● SHORT TASK
Copy all entries without alteration and skip the pictures they hold.
>> start DATA PROVIDED
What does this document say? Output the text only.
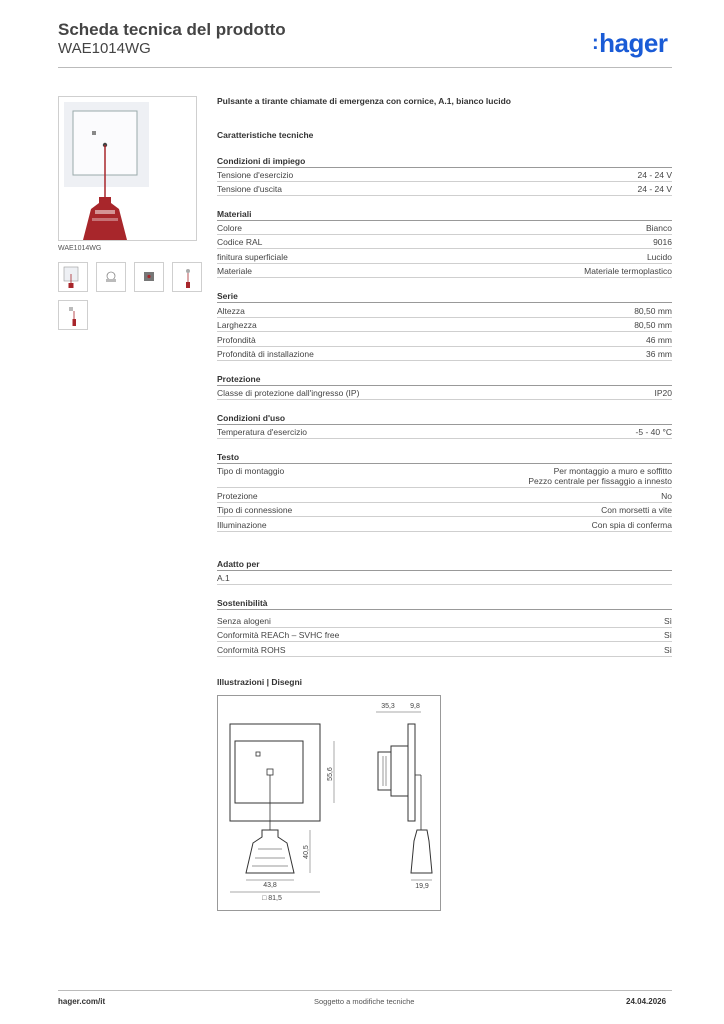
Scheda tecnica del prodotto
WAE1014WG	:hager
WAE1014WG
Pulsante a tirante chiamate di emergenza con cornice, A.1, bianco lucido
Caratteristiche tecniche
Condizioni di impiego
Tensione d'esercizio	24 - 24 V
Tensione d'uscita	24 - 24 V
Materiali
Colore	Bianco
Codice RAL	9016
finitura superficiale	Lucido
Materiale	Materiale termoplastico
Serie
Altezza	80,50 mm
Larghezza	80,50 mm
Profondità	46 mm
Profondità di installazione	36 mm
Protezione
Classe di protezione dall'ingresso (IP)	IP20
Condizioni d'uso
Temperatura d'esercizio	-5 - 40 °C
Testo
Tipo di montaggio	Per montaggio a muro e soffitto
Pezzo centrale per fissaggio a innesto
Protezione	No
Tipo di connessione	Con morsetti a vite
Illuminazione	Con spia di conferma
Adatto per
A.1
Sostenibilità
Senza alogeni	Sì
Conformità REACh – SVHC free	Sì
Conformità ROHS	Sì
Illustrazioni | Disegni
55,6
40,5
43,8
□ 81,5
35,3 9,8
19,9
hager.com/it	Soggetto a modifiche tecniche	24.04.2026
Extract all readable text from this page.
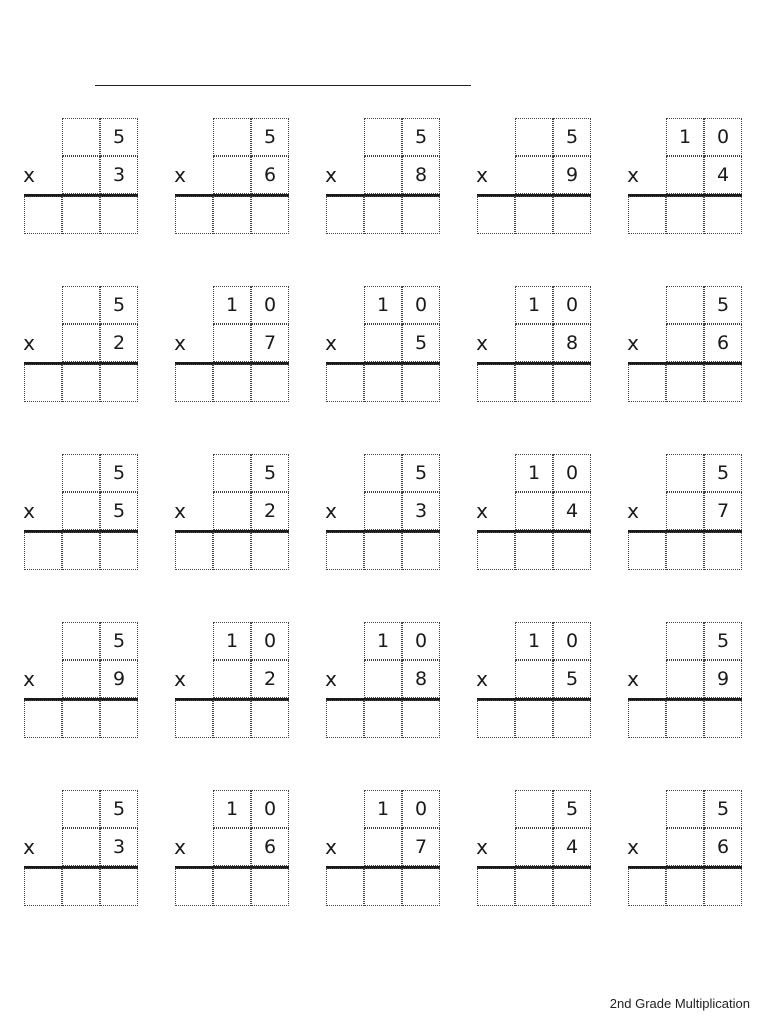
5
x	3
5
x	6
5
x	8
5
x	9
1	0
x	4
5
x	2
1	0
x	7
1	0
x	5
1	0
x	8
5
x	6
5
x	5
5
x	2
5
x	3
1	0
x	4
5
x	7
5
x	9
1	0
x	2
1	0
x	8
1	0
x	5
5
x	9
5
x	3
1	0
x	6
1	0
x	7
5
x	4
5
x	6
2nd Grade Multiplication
>> end DATA PROVIDED
● FINAL RESULT
What does this document say? Output the text only.
Scheda tecnica del prodotto
WAE1014WG	:hager
WAE1014WG
Pulsante a tirante chiamate di emergenza con cornice, A.1, bianco lucido
Caratteristiche tecniche
Condizioni di impiego
Tensione d'esercizio	24 - 24 V
Tensione d'uscita	24 - 24 V
Materiali
Colore	Bianco
Codice RAL	9016
finitura superficiale	Lucido
Materiale	Materiale termoplastico
Serie
Altezza	80,50 mm
Larghezza	80,50 mm
Profondità	46 mm
Profondità di installazione	36 mm
Protezione
Classe di protezione dall'ingresso (IP)	IP20
Condizioni d'uso
Temperatura d'esercizio	-5 - 40 °C
Testo
Tipo di montaggio	Per montaggio a muro e soffitto
Pezzo centrale per fissaggio a innesto
Protezione	No
Tipo di connessione	Con morsetti a vite
Illuminazione	Con spia di conferma
Adatto per
A.1
Sostenibilità
Senza alogeni	Sì
Conformità REACh – SVHC free	Sì
Conformità ROHS	Sì
Illustrazioni | Disegni
55,6
40,5
43,8
□ 81,5
35,3 9,8
19,9
hager.com/it	Soggetto a modifiche tecniche	24.04.2026
Extract all readable text from this page.
5
x	3
5
x	6
5
x	8
5
x	9
1	0
x	4
5
x	2
1	0
x	7
1	0
x	5
1	0
x	8
5
x	6
5
x	5
5
x	2
5
x	3
1	0
x	4
5
x	7
5
x	9
1	0
x	2
1	0
x	8
1	0
x	5
5
x	9
5
x	3
1	0
x	6
1	0
x	7
5
x	4
5
x	6
2nd Grade Multiplication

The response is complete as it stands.